┌──

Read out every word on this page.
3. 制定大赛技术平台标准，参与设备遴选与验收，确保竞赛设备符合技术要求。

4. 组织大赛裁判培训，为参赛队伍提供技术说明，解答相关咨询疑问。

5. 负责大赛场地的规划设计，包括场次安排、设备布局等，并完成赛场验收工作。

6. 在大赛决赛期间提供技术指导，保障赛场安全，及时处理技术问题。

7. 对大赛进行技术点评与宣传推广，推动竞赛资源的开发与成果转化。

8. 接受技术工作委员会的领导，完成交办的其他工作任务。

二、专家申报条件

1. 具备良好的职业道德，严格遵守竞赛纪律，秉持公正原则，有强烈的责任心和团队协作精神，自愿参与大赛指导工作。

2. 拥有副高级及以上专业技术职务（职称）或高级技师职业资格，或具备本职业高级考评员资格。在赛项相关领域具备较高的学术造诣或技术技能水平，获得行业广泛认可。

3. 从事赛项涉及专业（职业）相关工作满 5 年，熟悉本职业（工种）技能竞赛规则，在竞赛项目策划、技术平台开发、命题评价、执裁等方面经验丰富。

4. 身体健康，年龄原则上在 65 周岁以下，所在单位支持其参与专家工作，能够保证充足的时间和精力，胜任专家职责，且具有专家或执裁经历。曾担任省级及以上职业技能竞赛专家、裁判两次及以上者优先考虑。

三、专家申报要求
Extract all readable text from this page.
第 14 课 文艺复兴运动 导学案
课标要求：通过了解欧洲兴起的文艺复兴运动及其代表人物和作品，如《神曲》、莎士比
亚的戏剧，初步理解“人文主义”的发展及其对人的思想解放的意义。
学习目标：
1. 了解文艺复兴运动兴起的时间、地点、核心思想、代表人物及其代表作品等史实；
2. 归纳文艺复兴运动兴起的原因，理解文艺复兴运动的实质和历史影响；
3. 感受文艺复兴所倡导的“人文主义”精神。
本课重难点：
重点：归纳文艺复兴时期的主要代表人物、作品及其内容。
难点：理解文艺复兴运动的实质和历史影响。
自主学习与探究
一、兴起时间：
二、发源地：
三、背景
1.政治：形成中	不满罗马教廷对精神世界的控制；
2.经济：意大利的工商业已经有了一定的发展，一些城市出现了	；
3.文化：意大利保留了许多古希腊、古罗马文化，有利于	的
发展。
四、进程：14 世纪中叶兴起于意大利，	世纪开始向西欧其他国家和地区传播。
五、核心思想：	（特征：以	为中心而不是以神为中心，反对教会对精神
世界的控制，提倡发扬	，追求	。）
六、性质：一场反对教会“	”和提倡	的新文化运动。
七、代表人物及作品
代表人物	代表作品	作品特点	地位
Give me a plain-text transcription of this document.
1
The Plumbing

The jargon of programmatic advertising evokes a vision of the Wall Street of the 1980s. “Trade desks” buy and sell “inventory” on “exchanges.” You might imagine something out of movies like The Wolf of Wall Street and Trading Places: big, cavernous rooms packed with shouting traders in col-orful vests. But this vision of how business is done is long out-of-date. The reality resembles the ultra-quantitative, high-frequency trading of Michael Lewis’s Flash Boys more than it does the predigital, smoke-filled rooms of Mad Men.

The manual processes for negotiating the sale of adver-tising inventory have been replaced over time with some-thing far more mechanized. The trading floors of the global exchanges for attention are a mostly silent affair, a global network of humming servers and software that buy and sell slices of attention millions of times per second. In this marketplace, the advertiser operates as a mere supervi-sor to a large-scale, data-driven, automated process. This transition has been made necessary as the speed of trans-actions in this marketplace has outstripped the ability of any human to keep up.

└──

TASK PROMPT —
Your task is to extract all of the records exactly.

ANSWER BELOW —
Read out every word on this page.
3. 制定大赛技术平台标准，参与设备遴选与验收，确保竞赛设备符合技术要求。

4. 组织大赛裁判培训，为参赛队伍提供技术说明，解答相关咨询疑问。

5. 负责大赛场地的规划设计，包括场次安排、设备布局等，并完成赛场验收工作。

6. 在大赛决赛期间提供技术指导，保障赛场安全，及时处理技术问题。

7. 对大赛进行技术点评与宣传推广，推动竞赛资源的开发与成果转化。

8. 接受技术工作委员会的领导，完成交办的其他工作任务。

二、专家申报条件

1. 具备良好的职业道德，严格遵守竞赛纪律，秉持公正原则，有强烈的责任心和团队协作精神，自愿参与大赛指导工作。

2. 拥有副高级及以上专业技术职务（职称）或高级技师职业资格，或具备本职业高级考评员资格。在赛项相关领域具备较高的学术造诣或技术技能水平，获得行业广泛认可。

3. 从事赛项涉及专业（职业）相关工作满 5 年，熟悉本职业（工种）技能竞赛规则，在竞赛项目策划、技术平台开发、命题评价、执裁等方面经验丰富。

4. 身体健康，年龄原则上在 65 周岁以下，所在单位支持其参与专家工作，能够保证充足的时间和精力，胜任专家职责，且具有专家或执裁经历。曾担任省级及以上职业技能竞赛专家、裁判两次及以上者优先考虑。

三、专家申报要求
Extract all readable text from this page.
第 14 课 文艺复兴运动 导学案
课标要求：通过了解欧洲兴起的文艺复兴运动及其代表人物和作品，如《神曲》、莎士比
亚的戏剧，初步理解“人文主义”的发展及其对人的思想解放的意义。
学习目标：
1. 了解文艺复兴运动兴起的时间、地点、核心思想、代表人物及其代表作品等史实；
2. 归纳文艺复兴运动兴起的原因，理解文艺复兴运动的实质和历史影响；
3. 感受文艺复兴所倡导的“人文主义”精神。
本课重难点：
重点：归纳文艺复兴时期的主要代表人物、作品及其内容。
难点：理解文艺复兴运动的实质和历史影响。
自主学习与探究
一、兴起时间：
二、发源地：
三、背景
1.政治：形成中	不满罗马教廷对精神世界的控制；
2.经济：意大利的工商业已经有了一定的发展，一些城市出现了	；
3.文化：意大利保留了许多古希腊、古罗马文化，有利于	的
发展。
四、进程：14 世纪中叶兴起于意大利，	世纪开始向西欧其他国家和地区传播。
五、核心思想：	（特征：以	为中心而不是以神为中心，反对教会对精神
世界的控制，提倡发扬	，追求	。）
六、性质：一场反对教会“	”和提倡	的新文化运动。
七、代表人物及作品
代表人物	代表作品	作品特点	地位
Give me a plain-text transcription of this document.
1
The Plumbing

The jargon of programmatic advertising evokes a vision of the Wall Street of the 1980s. “Trade desks” buy and sell “inventory” on “exchanges.” You might imagine something out of movies like The Wolf of Wall Street and Trading Places: big, cavernous rooms packed with shouting traders in col-orful vests. But this vision of how business is done is long out-of-date. The reality resembles the ultra-quantitative, high-frequency trading of Michael Lewis’s Flash Boys more than it does the predigital, smoke-filled rooms of Mad Men.

The manual processes for negotiating the sale of adver-tising inventory have been replaced over time with some-thing far more mechanized. The trading floors of the global exchanges for attention are a mostly silent affair, a global network of humming servers and software that buy and sell slices of attention millions of times per second. In this marketplace, the advertiser operates as a mere supervi-sor to a large-scale, data-driven, automated process. This transition has been made necessary as the speed of trans-actions in this marketplace has outstripped the ability of any human to keep up.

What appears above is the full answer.